DOCUMENT EXTRACT:
Miers and board certification

In a recent comment, reader Lgl asked:

[W]ith all her experience, why isn't [Ms. Miers] board-certified in civil trial law? (for that matter, why isn't Beldar?)

That's a fair question — or actually, two fair questions — and they're questions that merit not just an answer in comments, but a post of their own.


In 1974, Texas was among the first states to adopt and begin the multi-year process of implementing a comprehensive system of "board certification" procedures in a variety of practice specialties. This system is analogous in many respects to the national board certifications available to physicians in various practice areas, and there have been some attempts to set up a similarly national system for lawyers, but no comprehensive national program that includes all of the major practice areas has yet caught on in a big way.

The State Bar of Texas and the Texas Supreme Court were, and remain, very appropriately involved in the Texas program. But the actual certification process is controlled by a distinct body, the Texas Board of Legal Specialization.

DATASET EXTRACT:
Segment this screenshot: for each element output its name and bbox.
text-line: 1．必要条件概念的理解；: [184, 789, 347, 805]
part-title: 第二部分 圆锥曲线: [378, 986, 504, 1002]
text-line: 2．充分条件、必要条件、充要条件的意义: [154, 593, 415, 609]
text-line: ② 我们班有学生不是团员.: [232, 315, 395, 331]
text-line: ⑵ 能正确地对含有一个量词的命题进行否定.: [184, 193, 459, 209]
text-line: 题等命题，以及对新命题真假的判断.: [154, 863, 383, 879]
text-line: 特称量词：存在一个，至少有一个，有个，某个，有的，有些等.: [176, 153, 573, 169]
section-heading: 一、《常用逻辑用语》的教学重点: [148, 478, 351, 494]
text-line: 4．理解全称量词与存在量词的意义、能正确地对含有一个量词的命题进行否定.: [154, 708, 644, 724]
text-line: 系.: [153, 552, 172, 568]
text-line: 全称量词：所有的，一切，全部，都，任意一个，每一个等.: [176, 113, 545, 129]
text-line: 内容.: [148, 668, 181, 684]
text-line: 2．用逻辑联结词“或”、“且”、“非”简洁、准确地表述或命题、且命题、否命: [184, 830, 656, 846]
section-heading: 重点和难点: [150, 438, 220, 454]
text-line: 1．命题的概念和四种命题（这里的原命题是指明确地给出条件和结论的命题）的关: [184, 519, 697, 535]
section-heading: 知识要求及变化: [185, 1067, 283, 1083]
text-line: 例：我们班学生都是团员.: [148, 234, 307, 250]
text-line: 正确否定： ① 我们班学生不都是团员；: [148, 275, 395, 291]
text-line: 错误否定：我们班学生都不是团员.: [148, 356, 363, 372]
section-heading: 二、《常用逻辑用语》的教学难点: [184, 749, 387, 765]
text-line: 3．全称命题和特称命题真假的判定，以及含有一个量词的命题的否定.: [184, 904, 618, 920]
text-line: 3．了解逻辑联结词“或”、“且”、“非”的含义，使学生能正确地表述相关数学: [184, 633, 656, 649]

YOUR TASKS:
1. From the post on Miers and board certification, reproduce the stretch from "Miers and board" through "in a big way.".
2. Translate this sentence from the post on Miers and board certification into Spanish: "But the actual certification process is controlled by a distinct body, the Texas Board of Legal Specialization."

THE RESULTS:
1.
Miers and board certification

In a recent comment, reader Lgl asked:

[W]ith all her experience, why isn't [Ms. Miers] board-certified in civil trial law? (for that matter, why isn't Beldar?)

That's a fair question — or actually, two fair questions — and they're questions that merit not just an answer in comments, but a post of their own.


In 1974, Texas was among the first states to adopt and begin the multi-year process of implementing a comprehensive system of "board certification" procedures in a variety of practice specialties. This system is analogous in many respects to the national board certifications available to physicians in various practice areas, and there have been some attempts to set up a similarly national system for lawyers, but no comprehensive national program that includes all of the major practice areas has yet caught on in a big way.

2. Pero el proceso de certificación en sí está controlado por un organismo distinto, la Junta de Especialización Legal de Texas.